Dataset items
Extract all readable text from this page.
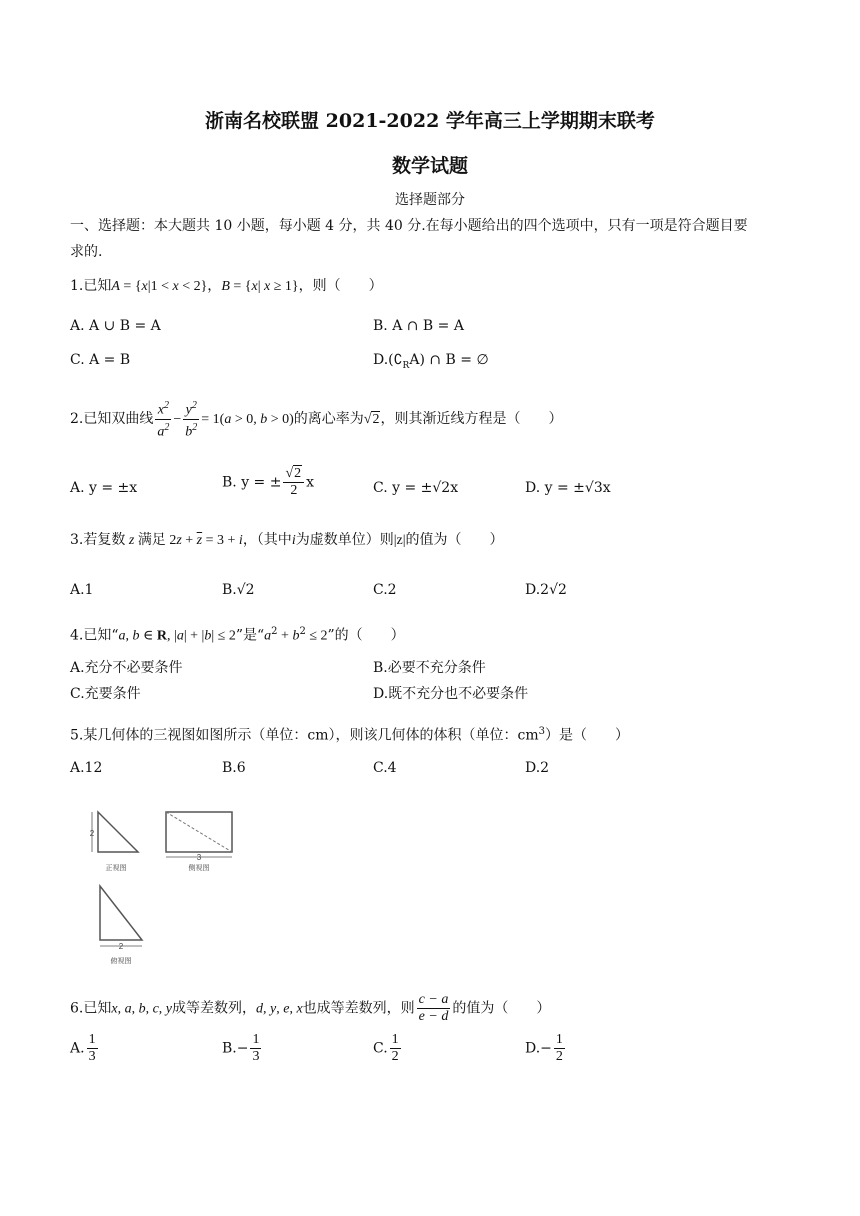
浙南名校联盟 2021-2022 学年高三上学期期末联考
数学试题
选择题部分
一、选择题：本大题共 10 小题，每小题 4 分，共 40 分.在每小题给出的四个选项中，只有一项是符合题目要
求的.
1.已知A = {x|1 < x < 2}，B = {x| x ≥ 1}，则（　　）
A. A ∪ B = A	B. A ∩ B = A
C. A = B	$D.(∁_RA)$ ∩ B = ∅
2.已知双曲线 $\frac{x^2}{a^2} - \frac{y^2}{b^2} = 1(a > 0$, b > 0)的离心率为√2，则其渐近线方程是（　　）
A. y = ±x	B. y = ± $\frac{√2}{2}$ x	C. y = ±√2x	D. y = ±√3x
3.若复数 z 满足 $2z + \overline{z} = 3 + i$，（其中i为虚数单位）则|z|的值为（　　）
A.1	B.√2	C.2	D.2√2
4.已知“a, b ∈ R, |a| + |b| ≤ 2”是“$a^2 + b^2 \le 2$”的（　　）
A.充分不必要条件	B.必要不充分条件
C.充要条件	D.既不充分也不必要条件
5.某几何体的三视图如图所示（单位：cm），则该几何体的体积（单位：$cm^3$）是（　　）
A.12	B.6	C.4	D.2
2
正视图
3
侧视图
2
俯视图
6.已知x, a, b, c, y成等差数列，d, y, e, x也成等差数列，则 $\frac{c - a}{e - d}$ 的值为（　　）
A. $\frac{1}{3}$	$B.- \frac{1}{3}$	C. $\frac{1}{2}$	$D.- \frac{1}{2}$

• [PROBLEM]
Set down every entry word for word, but omit the pictures.

• [RESULT OF THE TASK]
Extract all readable text from this page.
浙南名校联盟 2021-2022 学年高三上学期期末联考
数学试题
选择题部分
一、选择题：本大题共 10 小题，每小题 4 分，共 40 分.在每小题给出的四个选项中，只有一项是符合题目要
求的.
1.已知A = {x|1 < x < 2}，B = {x| x ≥ 1}，则（　　）
A. A ∪ B = A	B. A ∩ B = A
C. A = B	$D.(∁_RA)$ ∩ B = ∅
2.已知双曲线 $\frac{x^2}{a^2} - \frac{y^2}{b^2} = 1(a > 0$, b > 0)的离心率为√2，则其渐近线方程是（　　）
A. y = ±x	B. y = ± $\frac{√2}{2}$ x	C. y = ±√2x	D. y = ±√3x
3.若复数 z 满足 $2z + \overline{z} = 3 + i$，（其中i为虚数单位）则|z|的值为（　　）
A.1	B.√2	C.2	D.2√2
4.已知“a, b ∈ R, |a| + |b| ≤ 2”是“$a^2 + b^2 \le 2$”的（　　）
A.充分不必要条件	B.必要不充分条件
C.充要条件	D.既不充分也不必要条件
5.某几何体的三视图如图所示（单位：cm），则该几何体的体积（单位：$cm^3$）是（　　）
A.12	B.6	C.4	D.2
2
正视图
3
侧视图
2
俯视图
6.已知x, a, b, c, y成等差数列，d, y, e, x也成等差数列，则 $\frac{c - a}{e - d}$ 的值为（　　）
A. $\frac{1}{3}$	$B.- \frac{1}{3}$	C. $\frac{1}{2}$	$D.- \frac{1}{2}$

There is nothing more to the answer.